» Task to carry out:
Every record must be repeated exactly; omit any pictures they contain.

» Data for processing:
## BEGIN

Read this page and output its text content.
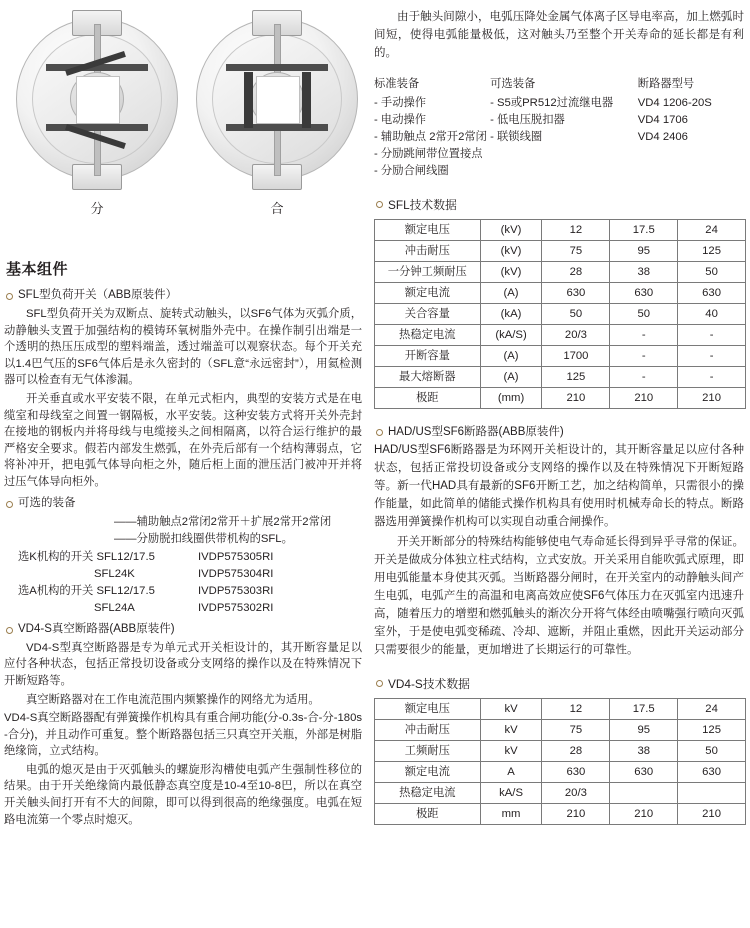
分	合
基本组件
SFL型负荷开关（ABB原装件）
SFL型负荷开关为双断点、旋转式动触头，以SF6气体为灭弧介质，动静触头支置于加强结构的模铸环氧树脂外壳中。在操作制引出端是一个透明的热压压成型的塑料端盖，透过端盖可以观察状态。每个开关充以1.4巴气压的SF6气体后是永久密封的（SFL意“永远密封”），用氦检测器可以检查有无气体渗漏。
开关垂直或水平安装不限，在单元式柜内，典型的安装方式是在电缆室和母线室之间置一钢隔板，水平安装。这种安装方式将开关外壳封在接地的钢板内并将母线与电缆接头之间相隔离，以符合运行维护的最严格安全要求。假若内部发生燃弧，在外壳后部有一个结构薄弱点，它将补冲开，把电弧气体导向柜之外，随后柜上面的泄压活门被冲开并将过压气体导向柜外。
可选的装备
——辅助触点2常闭2常开＋扩展2常开2常闭
——分励脱扣线圈供带机构的SFL。
选K机构的开关 SFL12/17.5	IVDP575305RI
SFL24K	IVDP575304RI
选A机构的开关 SFL12/17.5	IVDP575303RI
SFL24A	IVDP575302RI
VD4-S真空断路器(ABB原装件)
VD4-S型真空断路器是专为单元式开关柜设计的，其开断容量足以应付各种状态，包括正常投切设备或分支网络的操作以及在特殊情况下开断短路等。
真空断路器对在工作电流范围内频繁操作的网络尤为适用。
VD4-S真空断路器配有弹簧操作机构具有重合闸功能(分-0.3s-合-分-180s -合分)，并且动作可重复。整个断路器包括三只真空开关瓶，外部是树脂绝缘筒，立式结构。
电弧的熄灭是由于灭弧触头的螺旋形沟槽使电弧产生强制性移位的结果。由于开关绝缘筒内最低静态真空度是10-4至10-8巴，所以在真空开关触头间打开有不大的间隙，即可以得到很高的绝缘强度。电弧在短路电流第一个零点时熄灭。
由于触头间隙小，电弧压降处金属气体离子区导电率高，加上燃弧时间短，使得电弧能量极低，这对触头乃至整个开关寿命的延长都是有利的。
标准装备
- 手动操作
- 电动操作
- 辅助触点 2常开2常闭
- 分励跳闸带位置接点
- 分励合闸线圈
可选装备
- S5或PR512过流继电器
- 低电压脱扣器
- 联锁线圈
断路器型号
VD4 1206-20S
VD4 1706
VD4 2406
SFL技术数据
额定电压	(kV)	12	17.5	24
冲击耐压	(kV)	75	95	125
一分钟工频耐压	(kV)	28	38	50
额定电流	(A)	630	630	630
关合容量	(kA)	50	50	40
热稳定电流	(kA/S)	20/3	-	-
开断容量	(A)	1700	-	-
最大熔断器	(A)	125	-	-
极距	(mm)	210	210	210
HAD/US型SF6断路器(ABB原装件)
HAD/US型SF6断路器是为环网开关柜设计的，其开断容量足以应付各种状态，包括正常投切设备或分支网络的操作以及在特殊情况下开断短路等。新一代HAD具有最新的SF6开断工艺，加之结构简单，只需很小的操作能量，如此简单的储能式操作机构具有使用时机械寿命长的特点。断路器选用弹簧操作机构可以实现自动重合闸操作。
开关开断部分的特殊结构能够使电气寿命延长得到异乎寻常的保证。开关是做成分体独立柱式结构，立式安放。开关采用自能吹弧式原理，即用电弧能量本身使其灭弧。当断路器分闸时，在开关室内的动静触头间产生电弧，电弧产生的高温和电离高效应使SF6气体压力在灭弧室内迅速升高，随着压力的增塑和燃弧触头的渐次分开将气体经由喷嘴强行喷向灭弧室外，于是使电弧变稀疏、冷却、遮断，并阻止重燃，因此开关运动部分只需要很少的能量，更加增进了长期运行的可靠性。
VD4-S技术数据
额定电压	kV	12	17.5	24
冲击耐压	kV	75	95	125
工频耐压	kV	28	38	50
额定电流	A	630	630	630
热稳定电流	kA/S	20/3		
极距	mm	210	210	210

## END

» Complete answer:
Read this page and output its text content.
分	合
基本组件
SFL型负荷开关（ABB原装件）
SFL型负荷开关为双断点、旋转式动触头，以SF6气体为灭弧介质，动静触头支置于加强结构的模铸环氧树脂外壳中。在操作制引出端是一个透明的热压压成型的塑料端盖，透过端盖可以观察状态。每个开关充以1.4巴气压的SF6气体后是永久密封的（SFL意“永远密封”），用氦检测器可以检查有无气体渗漏。
开关垂直或水平安装不限，在单元式柜内，典型的安装方式是在电缆室和母线室之间置一钢隔板，水平安装。这种安装方式将开关外壳封在接地的钢板内并将母线与电缆接头之间相隔离，以符合运行维护的最严格安全要求。假若内部发生燃弧，在外壳后部有一个结构薄弱点，它将补冲开，把电弧气体导向柜之外，随后柜上面的泄压活门被冲开并将过压气体导向柜外。
可选的装备
——辅助触点2常闭2常开＋扩展2常开2常闭
——分励脱扣线圈供带机构的SFL。
选K机构的开关 SFL12/17.5	IVDP575305RI
SFL24K	IVDP575304RI
选A机构的开关 SFL12/17.5	IVDP575303RI
SFL24A	IVDP575302RI
VD4-S真空断路器(ABB原装件)
VD4-S型真空断路器是专为单元式开关柜设计的，其开断容量足以应付各种状态，包括正常投切设备或分支网络的操作以及在特殊情况下开断短路等。
真空断路器对在工作电流范围内频繁操作的网络尤为适用。
VD4-S真空断路器配有弹簧操作机构具有重合闸功能(分-0.3s-合-分-180s -合分)，并且动作可重复。整个断路器包括三只真空开关瓶，外部是树脂绝缘筒，立式结构。
电弧的熄灭是由于灭弧触头的螺旋形沟槽使电弧产生强制性移位的结果。由于开关绝缘筒内最低静态真空度是10-4至10-8巴，所以在真空开关触头间打开有不大的间隙，即可以得到很高的绝缘强度。电弧在短路电流第一个零点时熄灭。
由于触头间隙小，电弧压降处金属气体离子区导电率高，加上燃弧时间短，使得电弧能量极低，这对触头乃至整个开关寿命的延长都是有利的。
标准装备
- 手动操作
- 电动操作
- 辅助触点 2常开2常闭
- 分励跳闸带位置接点
- 分励合闸线圈
可选装备
- S5或PR512过流继电器
- 低电压脱扣器
- 联锁线圈
断路器型号
VD4 1206-20S
VD4 1706
VD4 2406
SFL技术数据
额定电压	(kV)	12	17.5	24
冲击耐压	(kV)	75	95	125
一分钟工频耐压	(kV)	28	38	50
额定电流	(A)	630	630	630
关合容量	(kA)	50	50	40
热稳定电流	(kA/S)	20/3	-	-
开断容量	(A)	1700	-	-
最大熔断器	(A)	125	-	-
极距	(mm)	210	210	210
HAD/US型SF6断路器(ABB原装件)
HAD/US型SF6断路器是为环网开关柜设计的，其开断容量足以应付各种状态，包括正常投切设备或分支网络的操作以及在特殊情况下开断短路等。新一代HAD具有最新的SF6开断工艺，加之结构简单，只需很小的操作能量，如此简单的储能式操作机构具有使用时机械寿命长的特点。断路器选用弹簧操作机构可以实现自动重合闸操作。
开关开断部分的特殊结构能够使电气寿命延长得到异乎寻常的保证。开关是做成分体独立柱式结构，立式安放。开关采用自能吹弧式原理，即用电弧能量本身使其灭弧。当断路器分闸时，在开关室内的动静触头间产生电弧，电弧产生的高温和电离高效应使SF6气体压力在灭弧室内迅速升高，随着压力的增塑和燃弧触头的渐次分开将气体经由喷嘴强行喷向灭弧室外，于是使电弧变稀疏、冷却、遮断，并阻止重燃，因此开关运动部分只需要很少的能量，更加增进了长期运行的可靠性。
VD4-S技术数据
额定电压	kV	12	17.5	24
冲击耐压	kV	75	95	125
工频耐压	kV	28	38	50
额定电流	A	630	630	630
热稳定电流	kA/S	20/3		
极距	mm	210	210	210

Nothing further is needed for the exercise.